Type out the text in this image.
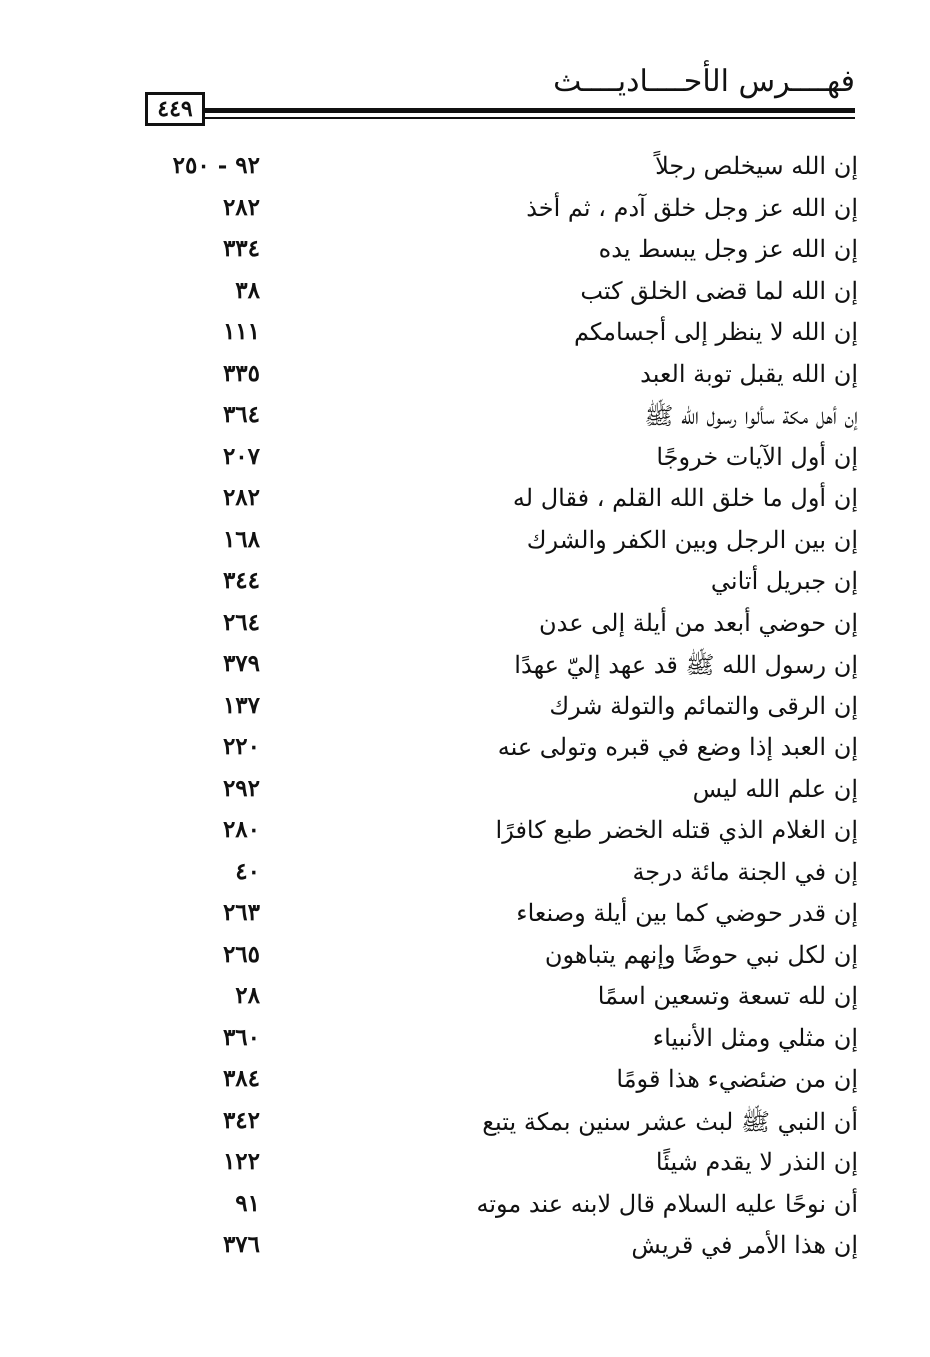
فهــــرس الأحــــاديــــث
٤٤٩
إن الله سيخلص رجلاً
٩٢ - ٢٥٠
إن الله عز وجل خلق آدم ، ثم أخذ
٢٨٢
إن الله عز وجل يبسط يده
٣٣٤
إن الله لما قضى الخلق كتب
٣٨
إن الله لا ينظر إلى أجسامكم
١١١
إن الله يقبل توبة العبد
٣٣٥
إن أهل مكة سألوا رسول الله ﷺ
٣٦٤
إن أول الآيات خروجًا
٢٠٧
إن أول ما خلق الله القلم ، فقال له
٢٨٢
إن بين الرجل وبين الكفر والشرك
١٦٨
إن جبريل أتاني
٣٤٤
إن حوضي أبعد من أيلة إلى عدن
٢٦٤
إن رسول الله ﷺ قد عهد إليّ عهدًا
٣٧٩
إن الرقى والتمائم والتولة شرك
١٣٧
إن العبد إذا وضع في قبره وتولى عنه
٢٢٠
إن علم الله ليس
٢٩٢
إن الغلام الذي قتله الخضر طبع كافرًا
٢٨٠
إن في الجنة مائة درجة
٤٠
إن قدر حوضي كما بين أيلة وصنعاء
٢٦٣
إن لكل نبي حوضًا وإنهم يتباهون
٢٦٥
إن لله تسعة وتسعين اسمًا
٢٨
إن مثلي ومثل الأنبياء
٣٦٠
إن من ضئضيء هذا قومًا
٣٨٤
أن النبي ﷺ لبث عشر سنين بمكة يتبع
٣٤٢
إن النذر لا يقدم شيئًا
١٢٢
أن نوحًا عليه السلام قال لابنه عند موته
٩١
إن هذا الأمر في قريش
٣٧٦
^^^^^^^^
Goal: Print every record above exactly as written, leaving out the pictures.

Answer to the exercise:
Type out the text in this image.
فهــــرس الأحــــاديــــث
٤٤٩
إن الله سيخلص رجلاً
٩٢ - ٢٥٠
إن الله عز وجل خلق آدم ، ثم أخذ
٢٨٢
إن الله عز وجل يبسط يده
٣٣٤
إن الله لما قضى الخلق كتب
٣٨
إن الله لا ينظر إلى أجسامكم
١١١
إن الله يقبل توبة العبد
٣٣٥
إن أهل مكة سألوا رسول الله ﷺ
٣٦٤
إن أول الآيات خروجًا
٢٠٧
إن أول ما خلق الله القلم ، فقال له
٢٨٢
إن بين الرجل وبين الكفر والشرك
١٦٨
إن جبريل أتاني
٣٤٤
إن حوضي أبعد من أيلة إلى عدن
٢٦٤
إن رسول الله ﷺ قد عهد إليّ عهدًا
٣٧٩
إن الرقى والتمائم والتولة شرك
١٣٧
إن العبد إذا وضع في قبره وتولى عنه
٢٢٠
إن علم الله ليس
٢٩٢
إن الغلام الذي قتله الخضر طبع كافرًا
٢٨٠
إن في الجنة مائة درجة
٤٠
إن قدر حوضي كما بين أيلة وصنعاء
٢٦٣
إن لكل نبي حوضًا وإنهم يتباهون
٢٦٥
إن لله تسعة وتسعين اسمًا
٢٨
إن مثلي ومثل الأنبياء
٣٦٠
إن من ضئضيء هذا قومًا
٣٨٤
أن النبي ﷺ لبث عشر سنين بمكة يتبع
٣٤٢
إن النذر لا يقدم شيئًا
١٢٢
أن نوحًا عليه السلام قال لابنه عند موته
٩١
إن هذا الأمر في قريش
٣٧٦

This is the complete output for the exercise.